— start INFORMATION SHOWN —

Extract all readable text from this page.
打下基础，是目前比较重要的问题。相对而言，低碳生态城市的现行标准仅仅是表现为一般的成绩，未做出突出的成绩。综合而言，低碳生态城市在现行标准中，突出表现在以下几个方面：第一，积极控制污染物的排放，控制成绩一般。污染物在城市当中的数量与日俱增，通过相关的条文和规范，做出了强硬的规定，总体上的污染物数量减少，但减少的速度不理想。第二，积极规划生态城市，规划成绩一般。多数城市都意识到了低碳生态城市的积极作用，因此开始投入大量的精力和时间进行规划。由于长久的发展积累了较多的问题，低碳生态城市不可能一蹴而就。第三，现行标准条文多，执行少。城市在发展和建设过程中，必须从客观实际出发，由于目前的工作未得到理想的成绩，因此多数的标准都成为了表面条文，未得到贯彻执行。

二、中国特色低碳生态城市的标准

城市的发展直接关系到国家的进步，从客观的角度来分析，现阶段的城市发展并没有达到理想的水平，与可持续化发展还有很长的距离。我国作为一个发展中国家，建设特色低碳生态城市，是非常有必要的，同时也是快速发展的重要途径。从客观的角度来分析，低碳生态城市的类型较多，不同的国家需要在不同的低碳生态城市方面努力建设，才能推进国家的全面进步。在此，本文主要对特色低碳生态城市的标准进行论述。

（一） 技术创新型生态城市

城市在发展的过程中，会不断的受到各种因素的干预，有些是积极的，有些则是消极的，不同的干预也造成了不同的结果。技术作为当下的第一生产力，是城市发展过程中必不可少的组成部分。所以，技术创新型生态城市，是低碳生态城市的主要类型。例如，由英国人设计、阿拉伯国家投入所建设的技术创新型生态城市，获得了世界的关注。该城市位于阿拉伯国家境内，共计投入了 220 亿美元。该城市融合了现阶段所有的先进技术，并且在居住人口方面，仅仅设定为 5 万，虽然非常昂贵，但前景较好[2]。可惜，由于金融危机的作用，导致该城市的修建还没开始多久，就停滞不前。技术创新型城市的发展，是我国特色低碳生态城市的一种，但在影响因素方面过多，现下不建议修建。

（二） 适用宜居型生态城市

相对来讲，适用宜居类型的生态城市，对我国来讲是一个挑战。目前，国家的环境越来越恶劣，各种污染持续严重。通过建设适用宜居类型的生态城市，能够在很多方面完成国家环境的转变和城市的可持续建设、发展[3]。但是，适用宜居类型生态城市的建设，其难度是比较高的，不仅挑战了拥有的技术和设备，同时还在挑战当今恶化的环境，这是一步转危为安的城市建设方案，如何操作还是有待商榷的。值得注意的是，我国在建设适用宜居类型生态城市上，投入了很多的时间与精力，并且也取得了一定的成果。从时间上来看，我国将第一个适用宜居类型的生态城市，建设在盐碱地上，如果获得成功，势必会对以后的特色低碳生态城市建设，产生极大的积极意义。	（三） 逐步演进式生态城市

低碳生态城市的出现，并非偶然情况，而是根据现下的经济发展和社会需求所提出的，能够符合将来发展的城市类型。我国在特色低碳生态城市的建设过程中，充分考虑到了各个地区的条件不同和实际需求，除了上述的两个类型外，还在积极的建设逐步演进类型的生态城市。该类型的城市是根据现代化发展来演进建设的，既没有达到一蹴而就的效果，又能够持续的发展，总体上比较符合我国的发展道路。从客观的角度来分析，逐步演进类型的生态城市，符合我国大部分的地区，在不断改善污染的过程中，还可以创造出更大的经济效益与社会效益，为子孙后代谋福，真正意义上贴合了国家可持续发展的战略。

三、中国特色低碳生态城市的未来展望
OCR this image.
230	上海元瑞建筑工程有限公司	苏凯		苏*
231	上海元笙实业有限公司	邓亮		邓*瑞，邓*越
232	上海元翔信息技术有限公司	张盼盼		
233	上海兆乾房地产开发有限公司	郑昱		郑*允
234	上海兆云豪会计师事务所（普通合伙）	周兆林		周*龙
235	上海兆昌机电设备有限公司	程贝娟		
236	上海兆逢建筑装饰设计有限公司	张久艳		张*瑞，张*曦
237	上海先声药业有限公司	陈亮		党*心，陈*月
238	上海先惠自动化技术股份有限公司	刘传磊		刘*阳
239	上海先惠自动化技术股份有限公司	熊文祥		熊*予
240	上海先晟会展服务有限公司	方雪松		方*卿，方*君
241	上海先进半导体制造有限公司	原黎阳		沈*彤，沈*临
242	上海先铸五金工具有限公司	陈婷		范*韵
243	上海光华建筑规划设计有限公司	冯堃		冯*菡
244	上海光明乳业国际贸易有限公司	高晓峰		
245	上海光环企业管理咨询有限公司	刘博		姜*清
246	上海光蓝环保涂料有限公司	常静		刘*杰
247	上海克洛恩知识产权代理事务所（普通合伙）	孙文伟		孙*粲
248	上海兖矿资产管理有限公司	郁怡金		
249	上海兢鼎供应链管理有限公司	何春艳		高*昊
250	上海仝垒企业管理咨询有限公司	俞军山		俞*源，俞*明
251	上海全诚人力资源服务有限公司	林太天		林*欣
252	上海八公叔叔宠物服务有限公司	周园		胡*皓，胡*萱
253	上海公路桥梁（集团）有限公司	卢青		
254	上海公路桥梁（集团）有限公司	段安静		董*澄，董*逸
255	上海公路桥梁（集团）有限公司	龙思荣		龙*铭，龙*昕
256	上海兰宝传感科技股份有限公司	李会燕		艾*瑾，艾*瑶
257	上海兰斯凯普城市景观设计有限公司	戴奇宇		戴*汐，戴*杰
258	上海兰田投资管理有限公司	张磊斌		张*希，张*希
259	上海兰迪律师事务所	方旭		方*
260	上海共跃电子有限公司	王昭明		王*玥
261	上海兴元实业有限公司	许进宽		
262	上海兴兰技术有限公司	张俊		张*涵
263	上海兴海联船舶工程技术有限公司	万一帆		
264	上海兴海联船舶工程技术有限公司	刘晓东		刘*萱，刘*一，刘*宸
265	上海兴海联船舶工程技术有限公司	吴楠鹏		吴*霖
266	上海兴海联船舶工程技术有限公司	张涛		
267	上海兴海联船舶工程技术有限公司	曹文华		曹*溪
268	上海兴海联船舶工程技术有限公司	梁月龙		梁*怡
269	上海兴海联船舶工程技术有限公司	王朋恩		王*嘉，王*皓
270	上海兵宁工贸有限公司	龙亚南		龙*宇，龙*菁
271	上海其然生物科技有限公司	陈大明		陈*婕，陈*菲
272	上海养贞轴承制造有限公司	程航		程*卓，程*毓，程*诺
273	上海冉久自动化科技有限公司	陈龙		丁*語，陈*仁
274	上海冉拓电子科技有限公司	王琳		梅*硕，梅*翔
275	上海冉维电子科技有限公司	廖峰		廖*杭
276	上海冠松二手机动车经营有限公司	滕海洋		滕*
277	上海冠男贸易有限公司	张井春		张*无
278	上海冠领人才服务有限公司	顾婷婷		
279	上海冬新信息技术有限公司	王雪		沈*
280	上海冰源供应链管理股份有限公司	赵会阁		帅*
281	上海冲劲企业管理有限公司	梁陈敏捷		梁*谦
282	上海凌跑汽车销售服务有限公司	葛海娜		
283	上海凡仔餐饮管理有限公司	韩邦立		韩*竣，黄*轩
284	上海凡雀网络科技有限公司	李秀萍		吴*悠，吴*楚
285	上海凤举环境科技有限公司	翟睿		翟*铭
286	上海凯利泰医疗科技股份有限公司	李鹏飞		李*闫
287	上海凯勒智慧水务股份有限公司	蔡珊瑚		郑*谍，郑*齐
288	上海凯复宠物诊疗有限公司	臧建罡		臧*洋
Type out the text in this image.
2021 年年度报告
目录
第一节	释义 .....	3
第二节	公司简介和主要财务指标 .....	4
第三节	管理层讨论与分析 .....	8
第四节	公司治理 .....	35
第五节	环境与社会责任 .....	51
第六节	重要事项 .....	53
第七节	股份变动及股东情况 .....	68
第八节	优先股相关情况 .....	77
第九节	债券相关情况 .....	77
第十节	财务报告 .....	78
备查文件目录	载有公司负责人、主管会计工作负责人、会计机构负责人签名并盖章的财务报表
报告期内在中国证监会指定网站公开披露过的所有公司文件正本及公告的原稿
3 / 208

— end INFORMATION SHOWN —

WORK TO COMPLETE -
From the listing, copy each line containing the word "text".

EXERCISE ANSWER -
Extract all readable text from this page.
Type out the text in this image.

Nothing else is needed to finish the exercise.